**TASK INSTRUCTIONS:** Copy out every record below, word for word.

>>>>>

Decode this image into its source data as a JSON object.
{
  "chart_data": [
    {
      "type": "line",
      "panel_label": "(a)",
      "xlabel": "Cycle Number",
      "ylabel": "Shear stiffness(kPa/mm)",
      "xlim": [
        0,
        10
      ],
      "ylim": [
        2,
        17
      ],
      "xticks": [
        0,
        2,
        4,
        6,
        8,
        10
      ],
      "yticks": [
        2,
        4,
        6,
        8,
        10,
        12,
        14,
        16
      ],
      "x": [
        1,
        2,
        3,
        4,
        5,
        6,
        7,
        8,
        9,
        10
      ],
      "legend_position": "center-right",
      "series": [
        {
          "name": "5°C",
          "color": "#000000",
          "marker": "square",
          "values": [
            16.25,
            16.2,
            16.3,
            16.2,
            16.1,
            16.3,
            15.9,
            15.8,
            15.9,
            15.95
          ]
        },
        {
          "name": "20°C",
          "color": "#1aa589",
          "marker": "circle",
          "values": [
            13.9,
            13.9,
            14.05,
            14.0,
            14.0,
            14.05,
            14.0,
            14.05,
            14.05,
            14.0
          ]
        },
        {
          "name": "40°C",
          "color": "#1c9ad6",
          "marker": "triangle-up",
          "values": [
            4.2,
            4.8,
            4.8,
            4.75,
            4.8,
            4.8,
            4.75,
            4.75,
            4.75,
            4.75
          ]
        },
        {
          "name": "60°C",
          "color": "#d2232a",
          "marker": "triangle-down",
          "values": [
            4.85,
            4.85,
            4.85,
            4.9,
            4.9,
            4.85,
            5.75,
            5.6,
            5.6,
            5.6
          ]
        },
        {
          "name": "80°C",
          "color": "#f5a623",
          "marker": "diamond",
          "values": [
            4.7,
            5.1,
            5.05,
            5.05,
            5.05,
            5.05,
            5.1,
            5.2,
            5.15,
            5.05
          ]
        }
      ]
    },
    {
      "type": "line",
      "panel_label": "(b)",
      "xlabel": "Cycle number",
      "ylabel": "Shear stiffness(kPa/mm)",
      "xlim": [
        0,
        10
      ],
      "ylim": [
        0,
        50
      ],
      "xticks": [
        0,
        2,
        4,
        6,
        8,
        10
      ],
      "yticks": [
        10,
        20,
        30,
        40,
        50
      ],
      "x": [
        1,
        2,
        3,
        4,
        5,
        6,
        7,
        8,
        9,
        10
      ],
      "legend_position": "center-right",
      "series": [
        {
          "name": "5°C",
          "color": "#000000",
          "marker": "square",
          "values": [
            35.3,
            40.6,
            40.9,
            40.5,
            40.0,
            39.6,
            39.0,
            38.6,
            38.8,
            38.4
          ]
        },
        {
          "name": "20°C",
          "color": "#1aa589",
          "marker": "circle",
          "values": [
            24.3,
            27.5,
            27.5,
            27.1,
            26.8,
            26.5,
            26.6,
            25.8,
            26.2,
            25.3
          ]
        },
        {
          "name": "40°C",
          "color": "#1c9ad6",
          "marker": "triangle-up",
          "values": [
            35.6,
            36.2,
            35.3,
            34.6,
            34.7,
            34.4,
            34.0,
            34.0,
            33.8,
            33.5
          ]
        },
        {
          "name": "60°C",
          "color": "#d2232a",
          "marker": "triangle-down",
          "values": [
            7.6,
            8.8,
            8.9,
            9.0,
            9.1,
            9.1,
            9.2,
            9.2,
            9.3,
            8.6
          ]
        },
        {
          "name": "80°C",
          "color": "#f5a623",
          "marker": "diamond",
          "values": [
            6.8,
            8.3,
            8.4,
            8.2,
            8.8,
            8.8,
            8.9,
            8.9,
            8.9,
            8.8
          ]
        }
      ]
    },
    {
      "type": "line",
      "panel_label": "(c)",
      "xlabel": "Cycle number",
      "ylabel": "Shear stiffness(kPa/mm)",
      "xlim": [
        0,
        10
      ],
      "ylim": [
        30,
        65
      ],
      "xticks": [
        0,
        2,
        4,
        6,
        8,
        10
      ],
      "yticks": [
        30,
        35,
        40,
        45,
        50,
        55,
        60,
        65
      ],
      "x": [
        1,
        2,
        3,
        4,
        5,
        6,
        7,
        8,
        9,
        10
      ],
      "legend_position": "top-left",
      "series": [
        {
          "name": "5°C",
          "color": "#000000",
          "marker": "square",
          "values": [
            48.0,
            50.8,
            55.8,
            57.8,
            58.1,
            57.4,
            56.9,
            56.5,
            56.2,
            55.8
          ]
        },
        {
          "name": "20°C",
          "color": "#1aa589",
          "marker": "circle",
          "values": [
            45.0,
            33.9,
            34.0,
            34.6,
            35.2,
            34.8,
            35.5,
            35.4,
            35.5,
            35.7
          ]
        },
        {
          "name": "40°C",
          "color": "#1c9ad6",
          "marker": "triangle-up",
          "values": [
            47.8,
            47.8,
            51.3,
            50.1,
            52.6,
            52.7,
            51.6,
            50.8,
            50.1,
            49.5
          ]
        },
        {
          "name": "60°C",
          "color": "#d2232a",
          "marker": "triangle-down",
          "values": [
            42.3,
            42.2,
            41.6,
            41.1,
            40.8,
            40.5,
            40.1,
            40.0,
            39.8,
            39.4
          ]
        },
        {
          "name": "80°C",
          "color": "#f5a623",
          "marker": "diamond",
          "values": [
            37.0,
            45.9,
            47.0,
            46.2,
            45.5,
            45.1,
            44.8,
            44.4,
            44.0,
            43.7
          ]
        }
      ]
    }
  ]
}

<<<<<

**RESPONSE:**
Decode this image into its source data as a JSON object.
{
  "chart_data": [
    {
      "type": "line",
      "panel_label": "(a)",
      "xlabel": "Cycle Number",
      "ylabel": "Shear stiffness(kPa/mm)",
      "xlim": [
        0,
        10
      ],
      "ylim": [
        2,
        17
      ],
      "xticks": [
        0,
        2,
        4,
        6,
        8,
        10
      ],
      "yticks": [
        2,
        4,
        6,
        8,
        10,
        12,
        14,
        16
      ],
      "x": [
        1,
        2,
        3,
        4,
        5,
        6,
        7,
        8,
        9,
        10
      ],
      "legend_position": "center-right",
      "series": [
        {
          "name": "5°C",
          "color": "#000000",
          "marker": "square",
          "values": [
            16.25,
            16.2,
            16.3,
            16.2,
            16.1,
            16.3,
            15.9,
            15.8,
            15.9,
            15.95
          ]
        },
        {
          "name": "20°C",
          "color": "#1aa589",
          "marker": "circle",
          "values": [
            13.9,
            13.9,
            14.05,
            14.0,
            14.0,
            14.05,
            14.0,
            14.05,
            14.05,
            14.0
          ]
        },
        {
          "name": "40°C",
          "color": "#1c9ad6",
          "marker": "triangle-up",
          "values": [
            4.2,
            4.8,
            4.8,
            4.75,
            4.8,
            4.8,
            4.75,
            4.75,
            4.75,
            4.75
          ]
        },
        {
          "name": "60°C",
          "color": "#d2232a",
          "marker": "triangle-down",
          "values": [
            4.85,
            4.85,
            4.85,
            4.9,
            4.9,
            4.85,
            5.75,
            5.6,
            5.6,
            5.6
          ]
        },
        {
          "name": "80°C",
          "color": "#f5a623",
          "marker": "diamond",
          "values": [
            4.7,
            5.1,
            5.05,
            5.05,
            5.05,
            5.05,
            5.1,
            5.2,
            5.15,
            5.05
          ]
        }
      ]
    },
    {
      "type": "line",
      "panel_label": "(b)",
      "xlabel": "Cycle number",
      "ylabel": "Shear stiffness(kPa/mm)",
      "xlim": [
        0,
        10
      ],
      "ylim": [
        0,
        50
      ],
      "xticks": [
        0,
        2,
        4,
        6,
        8,
        10
      ],
      "yticks": [
        10,
        20,
        30,
        40,
        50
      ],
      "x": [
        1,
        2,
        3,
        4,
        5,
        6,
        7,
        8,
        9,
        10
      ],
      "legend_position": "center-right",
      "series": [
        {
          "name": "5°C",
          "color": "#000000",
          "marker": "square",
          "values": [
            35.3,
            40.6,
            40.9,
            40.5,
            40.0,
            39.6,
            39.0,
            38.6,
            38.8,
            38.4
          ]
        },
        {
          "name": "20°C",
          "color": "#1aa589",
          "marker": "circle",
          "values": [
            24.3,
            27.5,
            27.5,
            27.1,
            26.8,
            26.5,
            26.6,
            25.8,
            26.2,
            25.3
          ]
        },
        {
          "name": "40°C",
          "color": "#1c9ad6",
          "marker": "triangle-up",
          "values": [
            35.6,
            36.2,
            35.3,
            34.6,
            34.7,
            34.4,
            34.0,
            34.0,
            33.8,
            33.5
          ]
        },
        {
          "name": "60°C",
          "color": "#d2232a",
          "marker": "triangle-down",
          "values": [
            7.6,
            8.8,
            8.9,
            9.0,
            9.1,
            9.1,
            9.2,
            9.2,
            9.3,
            8.6
          ]
        },
        {
          "name": "80°C",
          "color": "#f5a623",
          "marker": "diamond",
          "values": [
            6.8,
            8.3,
            8.4,
            8.2,
            8.8,
            8.8,
            8.9,
            8.9,
            8.9,
            8.8
          ]
        }
      ]
    },
    {
      "type": "line",
      "panel_label": "(c)",
      "xlabel": "Cycle number",
      "ylabel": "Shear stiffness(kPa/mm)",
      "xlim": [
        0,
        10
      ],
      "ylim": [
        30,
        65
      ],
      "xticks": [
        0,
        2,
        4,
        6,
        8,
        10
      ],
      "yticks": [
        30,
        35,
        40,
        45,
        50,
        55,
        60,
        65
      ],
      "x": [
        1,
        2,
        3,
        4,
        5,
        6,
        7,
        8,
        9,
        10
      ],
      "legend_position": "top-left",
      "series": [
        {
          "name": "5°C",
          "color": "#000000",
          "marker": "square",
          "values": [
            48.0,
            50.8,
            55.8,
            57.8,
            58.1,
            57.4,
            56.9,
            56.5,
            56.2,
            55.8
          ]
        },
        {
          "name": "20°C",
          "color": "#1aa589",
          "marker": "circle",
          "values": [
            45.0,
            33.9,
            34.0,
            34.6,
            35.2,
            34.8,
            35.5,
            35.4,
            35.5,
            35.7
          ]
        },
        {
          "name": "40°C",
          "color": "#1c9ad6",
          "marker": "triangle-up",
          "values": [
            47.8,
            47.8,
            51.3,
            50.1,
            52.6,
            52.7,
            51.6,
            50.8,
            50.1,
            49.5
          ]
        },
        {
          "name": "60°C",
          "color": "#d2232a",
          "marker": "triangle-down",
          "values": [
            42.3,
            42.2,
            41.6,
            41.1,
            40.8,
            40.5,
            40.1,
            40.0,
            39.8,
            39.4
          ]
        },
        {
          "name": "80°C",
          "color": "#f5a623",
          "marker": "diamond",
          "values": [
            37.0,
            45.9,
            47.0,
            46.2,
            45.5,
            45.1,
            44.8,
            44.4,
            44.0,
            43.7
          ]
        }
      ]
    }
  ]
}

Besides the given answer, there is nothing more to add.